- **Task directions**: Rewrite the lines below with every "shield drain" replaced by "drain wire", changing nothing else.

- **Data supplied**:
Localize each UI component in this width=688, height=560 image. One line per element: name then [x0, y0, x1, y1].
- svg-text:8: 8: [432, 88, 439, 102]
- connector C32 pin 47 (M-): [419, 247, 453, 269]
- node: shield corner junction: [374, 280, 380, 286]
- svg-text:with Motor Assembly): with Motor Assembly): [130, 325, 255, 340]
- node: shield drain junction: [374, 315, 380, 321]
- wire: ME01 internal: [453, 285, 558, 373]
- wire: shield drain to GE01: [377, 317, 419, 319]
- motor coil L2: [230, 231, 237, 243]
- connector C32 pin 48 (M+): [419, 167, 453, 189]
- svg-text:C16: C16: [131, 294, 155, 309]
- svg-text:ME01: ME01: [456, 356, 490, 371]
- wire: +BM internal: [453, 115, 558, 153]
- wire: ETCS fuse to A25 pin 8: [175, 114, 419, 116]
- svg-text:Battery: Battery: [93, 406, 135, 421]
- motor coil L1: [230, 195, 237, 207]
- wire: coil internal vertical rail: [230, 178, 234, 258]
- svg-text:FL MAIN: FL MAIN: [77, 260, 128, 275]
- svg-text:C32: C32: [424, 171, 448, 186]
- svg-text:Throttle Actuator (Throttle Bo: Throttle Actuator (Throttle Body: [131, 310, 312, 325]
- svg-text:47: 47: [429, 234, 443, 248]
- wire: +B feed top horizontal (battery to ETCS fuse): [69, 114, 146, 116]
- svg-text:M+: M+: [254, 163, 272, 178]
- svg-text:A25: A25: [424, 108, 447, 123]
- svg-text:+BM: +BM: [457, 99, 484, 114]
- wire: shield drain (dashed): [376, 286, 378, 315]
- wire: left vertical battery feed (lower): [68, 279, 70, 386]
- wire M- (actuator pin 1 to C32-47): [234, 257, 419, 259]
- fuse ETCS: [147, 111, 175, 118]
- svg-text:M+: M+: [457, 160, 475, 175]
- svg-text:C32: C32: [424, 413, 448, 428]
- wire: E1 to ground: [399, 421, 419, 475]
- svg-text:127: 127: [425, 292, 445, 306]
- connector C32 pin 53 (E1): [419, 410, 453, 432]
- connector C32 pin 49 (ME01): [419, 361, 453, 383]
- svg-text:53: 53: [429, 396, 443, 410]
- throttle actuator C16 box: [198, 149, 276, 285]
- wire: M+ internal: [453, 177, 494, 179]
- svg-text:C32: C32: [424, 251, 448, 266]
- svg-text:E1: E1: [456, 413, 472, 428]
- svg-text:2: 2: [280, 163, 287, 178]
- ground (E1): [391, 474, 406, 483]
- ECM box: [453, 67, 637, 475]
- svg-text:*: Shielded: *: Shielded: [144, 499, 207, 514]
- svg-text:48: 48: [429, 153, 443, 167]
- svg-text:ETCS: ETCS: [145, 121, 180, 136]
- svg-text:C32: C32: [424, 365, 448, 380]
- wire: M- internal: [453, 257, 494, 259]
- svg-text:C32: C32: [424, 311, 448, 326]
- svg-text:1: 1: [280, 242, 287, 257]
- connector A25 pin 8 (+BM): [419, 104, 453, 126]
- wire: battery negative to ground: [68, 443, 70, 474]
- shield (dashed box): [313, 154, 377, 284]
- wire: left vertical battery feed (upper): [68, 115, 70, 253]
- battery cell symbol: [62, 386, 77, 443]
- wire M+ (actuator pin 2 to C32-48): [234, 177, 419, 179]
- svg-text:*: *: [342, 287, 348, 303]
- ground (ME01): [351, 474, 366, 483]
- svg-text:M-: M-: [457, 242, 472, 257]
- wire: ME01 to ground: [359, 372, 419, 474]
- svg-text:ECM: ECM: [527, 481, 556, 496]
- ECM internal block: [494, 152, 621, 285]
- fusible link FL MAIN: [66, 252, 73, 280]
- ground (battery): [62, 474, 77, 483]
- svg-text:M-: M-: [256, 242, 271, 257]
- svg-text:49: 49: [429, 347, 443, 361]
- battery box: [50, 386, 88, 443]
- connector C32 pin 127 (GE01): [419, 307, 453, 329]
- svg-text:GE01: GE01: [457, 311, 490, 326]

- **Task solution**:
Localize each UI component in this width=688, height=560 image. One line per element: name then [x0, y0, x1, y1].
- svg-text:8: 8: [432, 88, 439, 102]
- connector C32 pin 47 (M-): [419, 247, 453, 269]
- node: shield corner junction: [374, 280, 380, 286]
- svg-text:with Motor Assembly): with Motor Assembly): [130, 325, 255, 340]
- node: drain wire junction: [374, 315, 380, 321]
- wire: ME01 internal: [453, 285, 558, 373]
- wire: drain wire to GE01: [377, 317, 419, 319]
- motor coil L2: [230, 231, 237, 243]
- connector C32 pin 48 (M+): [419, 167, 453, 189]
- svg-text:C16: C16: [131, 294, 155, 309]
- svg-text:ME01: ME01: [456, 356, 490, 371]
- wire: +BM internal: [453, 115, 558, 153]
- wire: ETCS fuse to A25 pin 8: [175, 114, 419, 116]
- svg-text:Battery: Battery: [93, 406, 135, 421]
- motor coil L1: [230, 195, 237, 207]
- wire: coil internal vertical rail: [230, 178, 234, 258]
- svg-text:FL MAIN: FL MAIN: [77, 260, 128, 275]
- svg-text:C32: C32: [424, 171, 448, 186]
- svg-text:Throttle Actuator (Throttle Bo: Throttle Actuator (Throttle Body: [131, 310, 312, 325]
- svg-text:47: 47: [429, 234, 443, 248]
- wire: +B feed top horizontal (battery to ETCS fuse): [69, 114, 146, 116]
- svg-text:M+: M+: [254, 163, 272, 178]
- svg-text:A25: A25: [424, 108, 447, 123]
- svg-text:+BM: +BM: [457, 99, 484, 114]
- wire: drain wire (dashed): [376, 286, 378, 315]
- wire: left vertical battery feed (lower): [68, 279, 70, 386]
- wire M- (actuator pin 1 to C32-47): [234, 257, 419, 259]
- fuse ETCS: [147, 111, 175, 118]
- svg-text:M+: M+: [457, 160, 475, 175]
- svg-text:C32: C32: [424, 413, 448, 428]
- wire: E1 to ground: [399, 421, 419, 475]
- svg-text:127: 127: [425, 292, 445, 306]
- connector C32 pin 53 (E1): [419, 410, 453, 432]
- connector C32 pin 49 (ME01): [419, 361, 453, 383]
- svg-text:53: 53: [429, 396, 443, 410]
- throttle actuator C16 box: [198, 149, 276, 285]
- wire: M+ internal: [453, 177, 494, 179]
- svg-text:C32: C32: [424, 251, 448, 266]
- svg-text:E1: E1: [456, 413, 472, 428]
- svg-text:2: 2: [280, 163, 287, 178]
- ground (E1): [391, 474, 406, 483]
- ECM box: [453, 67, 637, 475]
- svg-text:*: Shielded: *: Shielded: [144, 499, 207, 514]
- svg-text:48: 48: [429, 153, 443, 167]
- svg-text:ETCS: ETCS: [145, 121, 180, 136]
- svg-text:C32: C32: [424, 365, 448, 380]
- wire: M- internal: [453, 257, 494, 259]
- svg-text:C32: C32: [424, 311, 448, 326]
- svg-text:1: 1: [280, 242, 287, 257]
- connector A25 pin 8 (+BM): [419, 104, 453, 126]
- wire: battery negative to ground: [68, 443, 70, 474]
- shield (dashed box): [313, 154, 377, 284]
- wire: left vertical battery feed (upper): [68, 115, 70, 253]
- battery cell symbol: [62, 386, 77, 443]
- wire M+ (actuator pin 2 to C32-48): [234, 177, 419, 179]
- svg-text:*: *: [342, 287, 348, 303]
- ground (ME01): [351, 474, 366, 483]
- svg-text:M-: M-: [457, 242, 472, 257]
- wire: ME01 to ground: [359, 372, 419, 474]
- svg-text:ECM: ECM: [527, 481, 556, 496]
- ECM internal block: [494, 152, 621, 285]
- fusible link FL MAIN: [66, 252, 73, 280]
- ground (battery): [62, 474, 77, 483]
- svg-text:M-: M-: [256, 242, 271, 257]
- svg-text:49: 49: [429, 347, 443, 361]
- battery box: [50, 386, 88, 443]
- connector C32 pin 127 (GE01): [419, 307, 453, 329]
- svg-text:GE01: GE01: [457, 311, 490, 326]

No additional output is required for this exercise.